> [Goal]:
Present every line in which the string "INBOX" appears.

— start of Material for this exercise —

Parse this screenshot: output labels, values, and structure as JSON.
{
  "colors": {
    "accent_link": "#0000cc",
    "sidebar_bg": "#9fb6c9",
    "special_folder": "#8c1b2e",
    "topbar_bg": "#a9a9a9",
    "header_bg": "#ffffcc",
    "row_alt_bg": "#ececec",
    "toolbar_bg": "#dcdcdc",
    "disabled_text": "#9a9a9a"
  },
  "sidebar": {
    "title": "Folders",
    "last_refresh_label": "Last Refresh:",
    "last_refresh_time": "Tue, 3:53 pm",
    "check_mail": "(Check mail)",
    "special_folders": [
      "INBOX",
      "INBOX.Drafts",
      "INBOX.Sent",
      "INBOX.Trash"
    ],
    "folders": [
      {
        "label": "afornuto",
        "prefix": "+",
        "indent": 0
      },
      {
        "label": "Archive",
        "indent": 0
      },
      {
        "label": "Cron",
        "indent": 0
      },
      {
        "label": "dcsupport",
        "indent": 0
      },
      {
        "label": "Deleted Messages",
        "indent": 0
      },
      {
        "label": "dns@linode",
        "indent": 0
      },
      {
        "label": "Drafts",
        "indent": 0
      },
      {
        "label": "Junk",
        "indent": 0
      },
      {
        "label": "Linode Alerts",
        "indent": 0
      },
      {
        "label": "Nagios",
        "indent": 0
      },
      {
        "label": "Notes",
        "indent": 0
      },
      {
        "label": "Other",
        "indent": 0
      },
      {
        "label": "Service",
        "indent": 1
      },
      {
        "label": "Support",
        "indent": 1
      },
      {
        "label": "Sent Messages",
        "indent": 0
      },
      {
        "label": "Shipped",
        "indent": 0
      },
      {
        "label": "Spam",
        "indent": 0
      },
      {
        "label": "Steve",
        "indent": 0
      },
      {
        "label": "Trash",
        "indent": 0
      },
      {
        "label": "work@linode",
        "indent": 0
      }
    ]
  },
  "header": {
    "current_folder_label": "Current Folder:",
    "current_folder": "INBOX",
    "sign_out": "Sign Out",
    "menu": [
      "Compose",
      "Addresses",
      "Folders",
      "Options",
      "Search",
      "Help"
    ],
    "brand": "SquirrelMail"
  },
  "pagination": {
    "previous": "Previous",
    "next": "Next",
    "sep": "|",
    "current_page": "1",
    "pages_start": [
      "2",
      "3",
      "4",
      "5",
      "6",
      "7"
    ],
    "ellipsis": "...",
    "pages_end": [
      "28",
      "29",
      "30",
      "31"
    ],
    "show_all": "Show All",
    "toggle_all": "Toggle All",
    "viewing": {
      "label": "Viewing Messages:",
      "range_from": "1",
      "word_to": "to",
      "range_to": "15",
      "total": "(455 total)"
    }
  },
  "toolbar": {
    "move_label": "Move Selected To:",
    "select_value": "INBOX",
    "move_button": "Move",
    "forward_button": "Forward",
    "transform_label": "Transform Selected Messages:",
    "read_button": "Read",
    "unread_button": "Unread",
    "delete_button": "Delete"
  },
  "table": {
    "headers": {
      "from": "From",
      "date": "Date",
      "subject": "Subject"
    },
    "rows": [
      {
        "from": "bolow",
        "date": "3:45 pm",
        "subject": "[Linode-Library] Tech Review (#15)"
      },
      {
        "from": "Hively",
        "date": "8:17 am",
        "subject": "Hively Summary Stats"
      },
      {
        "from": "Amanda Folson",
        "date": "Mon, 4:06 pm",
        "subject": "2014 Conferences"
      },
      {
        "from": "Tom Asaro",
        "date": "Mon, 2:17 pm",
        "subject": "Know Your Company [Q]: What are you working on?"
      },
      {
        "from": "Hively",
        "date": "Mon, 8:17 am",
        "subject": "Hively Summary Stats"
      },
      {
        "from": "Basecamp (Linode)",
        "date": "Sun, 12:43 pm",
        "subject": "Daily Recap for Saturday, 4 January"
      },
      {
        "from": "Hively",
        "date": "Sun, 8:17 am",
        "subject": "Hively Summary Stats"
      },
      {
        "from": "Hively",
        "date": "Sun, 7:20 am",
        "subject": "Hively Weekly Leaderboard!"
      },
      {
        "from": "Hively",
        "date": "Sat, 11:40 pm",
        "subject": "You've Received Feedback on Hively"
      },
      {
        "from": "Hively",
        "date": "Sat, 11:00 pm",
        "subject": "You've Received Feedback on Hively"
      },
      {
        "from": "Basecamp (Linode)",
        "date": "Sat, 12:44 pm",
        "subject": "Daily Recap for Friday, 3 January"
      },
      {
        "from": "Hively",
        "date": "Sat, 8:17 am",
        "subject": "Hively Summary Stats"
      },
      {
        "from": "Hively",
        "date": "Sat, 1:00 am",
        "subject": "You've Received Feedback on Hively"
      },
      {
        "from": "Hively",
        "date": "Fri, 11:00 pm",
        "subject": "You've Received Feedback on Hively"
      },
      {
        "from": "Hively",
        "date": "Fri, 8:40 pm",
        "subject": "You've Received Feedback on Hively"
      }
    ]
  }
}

— end of Material for this exercise —

> [Exercise solution]:
      "INBOX",
      "INBOX.Drafts",
      "INBOX.Sent",
      "INBOX.Trash"
    "current_folder": "INBOX",
    "select_value": "INBOX",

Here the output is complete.